What to do: Find out how many lines of the material contain the string "level" and give only that figure.

+ + +

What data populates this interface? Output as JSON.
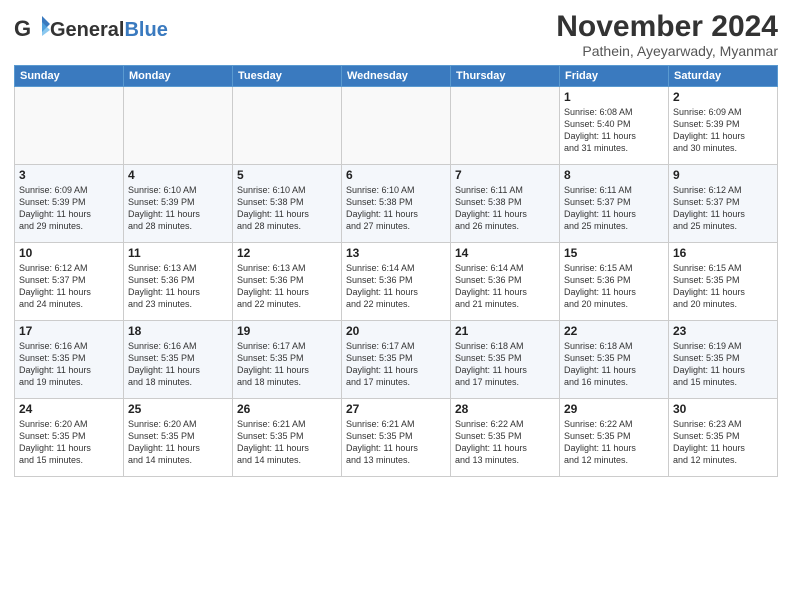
{
  "logo": {
    "general": "General",
    "blue": "Blue"
  },
  "header": {
    "month_title": "November 2024",
    "subtitle": "Pathein, Ayeyarwady, Myanmar"
  },
  "weekdays": [
    "Sunday",
    "Monday",
    "Tuesday",
    "Wednesday",
    "Thursday",
    "Friday",
    "Saturday"
  ],
  "weeks": [
    [
      {
        "day": "",
        "detail": ""
      },
      {
        "day": "",
        "detail": ""
      },
      {
        "day": "",
        "detail": ""
      },
      {
        "day": "",
        "detail": ""
      },
      {
        "day": "",
        "detail": ""
      },
      {
        "day": "1",
        "detail": "Sunrise: 6:08 AM\nSunset: 5:40 PM\nDaylight: 11 hours\nand 31 minutes."
      },
      {
        "day": "2",
        "detail": "Sunrise: 6:09 AM\nSunset: 5:39 PM\nDaylight: 11 hours\nand 30 minutes."
      }
    ],
    [
      {
        "day": "3",
        "detail": "Sunrise: 6:09 AM\nSunset: 5:39 PM\nDaylight: 11 hours\nand 29 minutes."
      },
      {
        "day": "4",
        "detail": "Sunrise: 6:10 AM\nSunset: 5:39 PM\nDaylight: 11 hours\nand 28 minutes."
      },
      {
        "day": "5",
        "detail": "Sunrise: 6:10 AM\nSunset: 5:38 PM\nDaylight: 11 hours\nand 28 minutes."
      },
      {
        "day": "6",
        "detail": "Sunrise: 6:10 AM\nSunset: 5:38 PM\nDaylight: 11 hours\nand 27 minutes."
      },
      {
        "day": "7",
        "detail": "Sunrise: 6:11 AM\nSunset: 5:38 PM\nDaylight: 11 hours\nand 26 minutes."
      },
      {
        "day": "8",
        "detail": "Sunrise: 6:11 AM\nSunset: 5:37 PM\nDaylight: 11 hours\nand 25 minutes."
      },
      {
        "day": "9",
        "detail": "Sunrise: 6:12 AM\nSunset: 5:37 PM\nDaylight: 11 hours\nand 25 minutes."
      }
    ],
    [
      {
        "day": "10",
        "detail": "Sunrise: 6:12 AM\nSunset: 5:37 PM\nDaylight: 11 hours\nand 24 minutes."
      },
      {
        "day": "11",
        "detail": "Sunrise: 6:13 AM\nSunset: 5:36 PM\nDaylight: 11 hours\nand 23 minutes."
      },
      {
        "day": "12",
        "detail": "Sunrise: 6:13 AM\nSunset: 5:36 PM\nDaylight: 11 hours\nand 22 minutes."
      },
      {
        "day": "13",
        "detail": "Sunrise: 6:14 AM\nSunset: 5:36 PM\nDaylight: 11 hours\nand 22 minutes."
      },
      {
        "day": "14",
        "detail": "Sunrise: 6:14 AM\nSunset: 5:36 PM\nDaylight: 11 hours\nand 21 minutes."
      },
      {
        "day": "15",
        "detail": "Sunrise: 6:15 AM\nSunset: 5:36 PM\nDaylight: 11 hours\nand 20 minutes."
      },
      {
        "day": "16",
        "detail": "Sunrise: 6:15 AM\nSunset: 5:35 PM\nDaylight: 11 hours\nand 20 minutes."
      }
    ],
    [
      {
        "day": "17",
        "detail": "Sunrise: 6:16 AM\nSunset: 5:35 PM\nDaylight: 11 hours\nand 19 minutes."
      },
      {
        "day": "18",
        "detail": "Sunrise: 6:16 AM\nSunset: 5:35 PM\nDaylight: 11 hours\nand 18 minutes."
      },
      {
        "day": "19",
        "detail": "Sunrise: 6:17 AM\nSunset: 5:35 PM\nDaylight: 11 hours\nand 18 minutes."
      },
      {
        "day": "20",
        "detail": "Sunrise: 6:17 AM\nSunset: 5:35 PM\nDaylight: 11 hours\nand 17 minutes."
      },
      {
        "day": "21",
        "detail": "Sunrise: 6:18 AM\nSunset: 5:35 PM\nDaylight: 11 hours\nand 17 minutes."
      },
      {
        "day": "22",
        "detail": "Sunrise: 6:18 AM\nSunset: 5:35 PM\nDaylight: 11 hours\nand 16 minutes."
      },
      {
        "day": "23",
        "detail": "Sunrise: 6:19 AM\nSunset: 5:35 PM\nDaylight: 11 hours\nand 15 minutes."
      }
    ],
    [
      {
        "day": "24",
        "detail": "Sunrise: 6:20 AM\nSunset: 5:35 PM\nDaylight: 11 hours\nand 15 minutes."
      },
      {
        "day": "25",
        "detail": "Sunrise: 6:20 AM\nSunset: 5:35 PM\nDaylight: 11 hours\nand 14 minutes."
      },
      {
        "day": "26",
        "detail": "Sunrise: 6:21 AM\nSunset: 5:35 PM\nDaylight: 11 hours\nand 14 minutes."
      },
      {
        "day": "27",
        "detail": "Sunrise: 6:21 AM\nSunset: 5:35 PM\nDaylight: 11 hours\nand 13 minutes."
      },
      {
        "day": "28",
        "detail": "Sunrise: 6:22 AM\nSunset: 5:35 PM\nDaylight: 11 hours\nand 13 minutes."
      },
      {
        "day": "29",
        "detail": "Sunrise: 6:22 AM\nSunset: 5:35 PM\nDaylight: 11 hours\nand 12 minutes."
      },
      {
        "day": "30",
        "detail": "Sunrise: 6:23 AM\nSunset: 5:35 PM\nDaylight: 11 hours\nand 12 minutes."
      }
    ]
  ]
}
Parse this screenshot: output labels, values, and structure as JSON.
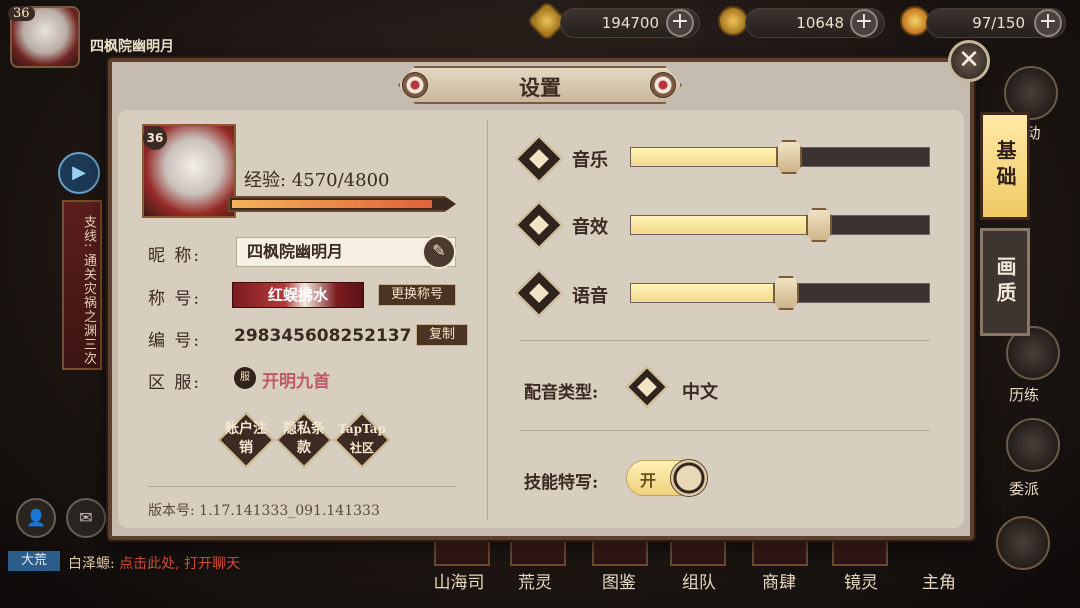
{
  "player": {
    "level": "36",
    "name": "四枫院幽明月",
    "exp_label": "经验: 4570/4800",
    "exp_fraction": 0.952
  },
  "hud": {
    "currency_1": "194700",
    "currency_2": "10648",
    "stamina": "97/150",
    "plus_glyph": "+"
  },
  "left_panel": {
    "side_quest": "支线: 通关灾祸之渊三次",
    "play_glyph": "▶"
  },
  "chat": {
    "channel": "大荒",
    "speaker": "白泽螈:",
    "message": "点击此处, 打开聊天"
  },
  "right_nav": [
    "动",
    "历练",
    "委派"
  ],
  "bottom_nav": [
    "山海司",
    "荒灵",
    "图鉴",
    "组队",
    "商肆",
    "镜灵",
    "主角"
  ],
  "settings": {
    "title": "设置",
    "close_glyph": "✕",
    "tabs": {
      "basic": "基础",
      "graphics": "画质"
    },
    "profile": {
      "nickname_label": "昵  称:",
      "nickname_value": "四枫院幽明月",
      "edit_glyph": "✎",
      "title_label": "称  号:",
      "title_value": "红蜈拂水",
      "change_title_button": "更换称号",
      "id_label": "编  号:",
      "id_value": "298345608252137",
      "copy_button": "复制",
      "server_label": "区  服:",
      "server_icon_text": "服",
      "server_value": "开明九首",
      "buttons": [
        {
          "label": "账户注销"
        },
        {
          "label": "隐私条款"
        },
        {
          "label": "TapTap社区"
        }
      ],
      "version": "版本号: 1.17.141333_091.141333"
    },
    "audio": [
      {
        "label": "音乐",
        "level": 0.53
      },
      {
        "label": "音效",
        "level": 0.63
      },
      {
        "label": "语音",
        "level": 0.52
      }
    ],
    "voice_type_label": "配音类型:",
    "voice_type_value": "中文",
    "skill_closeup_label": "技能特写:",
    "skill_closeup_value": "开"
  },
  "colors": {
    "panel_bg": "#d7cebf",
    "accent_gold": "#f0d98a",
    "server_pink": "#c0576a",
    "exp_orange": "#e0613a"
  }
}
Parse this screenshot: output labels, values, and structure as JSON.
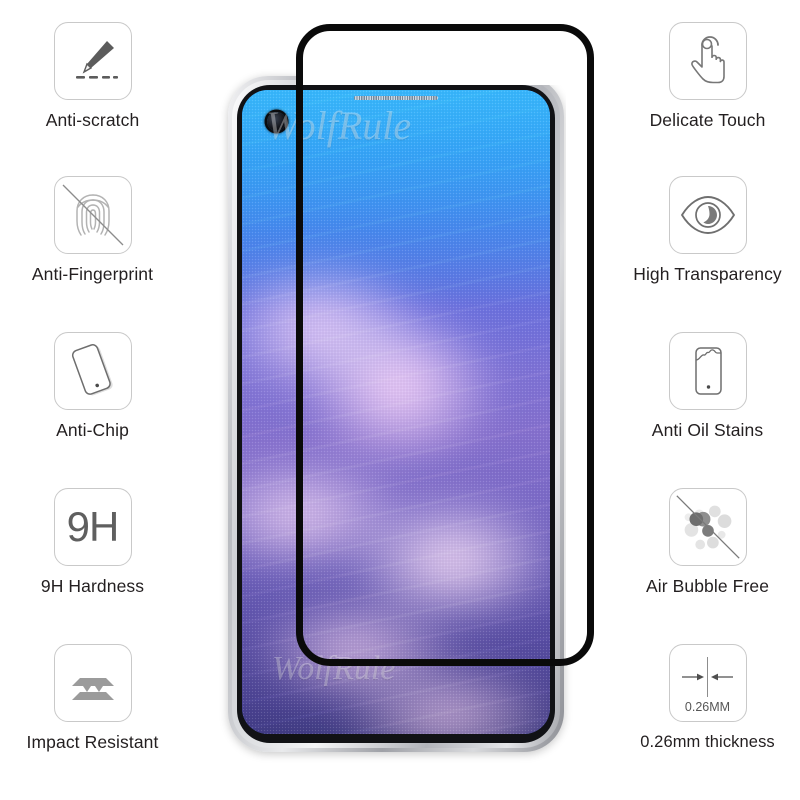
{
  "product": {
    "watermark": "WolfRule",
    "watermark_secondary": "WolfRule",
    "device_type": "smartphone",
    "accent_color": "#0a0a0a",
    "icon_border_color": "#c9c9c9",
    "label_color": "#231f20"
  },
  "features": {
    "left": [
      {
        "id": "anti-scratch",
        "label": "Anti-scratch",
        "icon": "scalpel-scratch-icon"
      },
      {
        "id": "anti-fingerprint",
        "label": "Anti-Fingerprint",
        "icon": "fingerprint-crossed-icon"
      },
      {
        "id": "anti-chip",
        "label": "Anti-Chip",
        "icon": "tilted-phone-icon"
      },
      {
        "id": "9h-hardness",
        "label": "9H Hardness",
        "icon": "nine-h-text-icon",
        "icon_text": "9H"
      },
      {
        "id": "impact-resistant",
        "label": "Impact Resistant",
        "icon": "layered-shield-icon"
      }
    ],
    "right": [
      {
        "id": "delicate-touch",
        "label": "Delicate Touch",
        "icon": "tap-hand-icon"
      },
      {
        "id": "high-transparency",
        "label": "High Transparency",
        "icon": "eye-icon"
      },
      {
        "id": "anti-oil-stains",
        "label": "Anti Oil Stains",
        "icon": "phone-oil-smudge-icon"
      },
      {
        "id": "air-bubble-free",
        "label": "Air Bubble Free",
        "icon": "bubbles-crossed-icon"
      },
      {
        "id": "thickness",
        "label": "0.26mm thickness",
        "icon": "thickness-arrows-icon",
        "icon_text": "0.26MM"
      }
    ]
  }
}
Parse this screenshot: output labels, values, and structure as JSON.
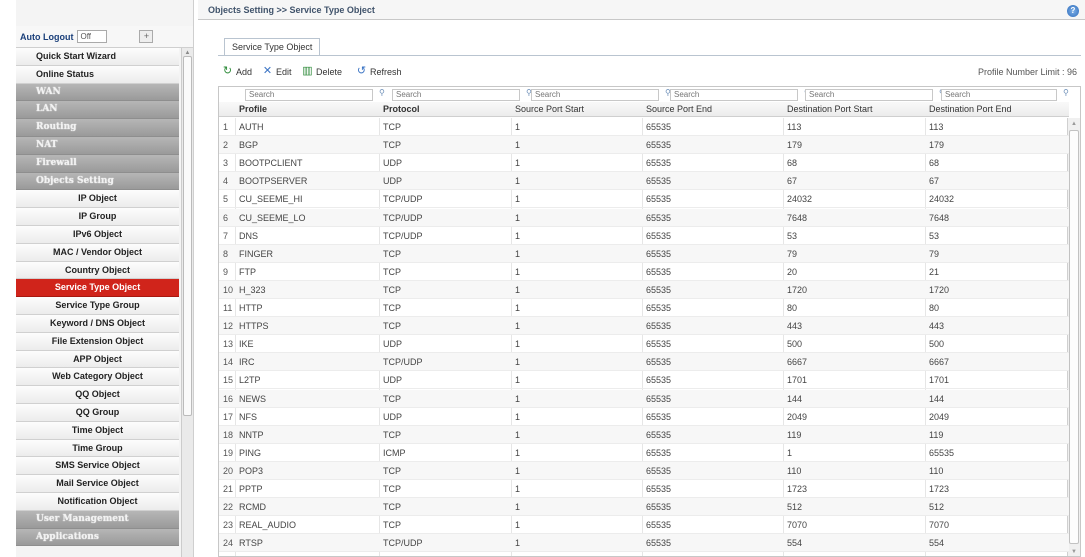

+ + +

Answer in full: 4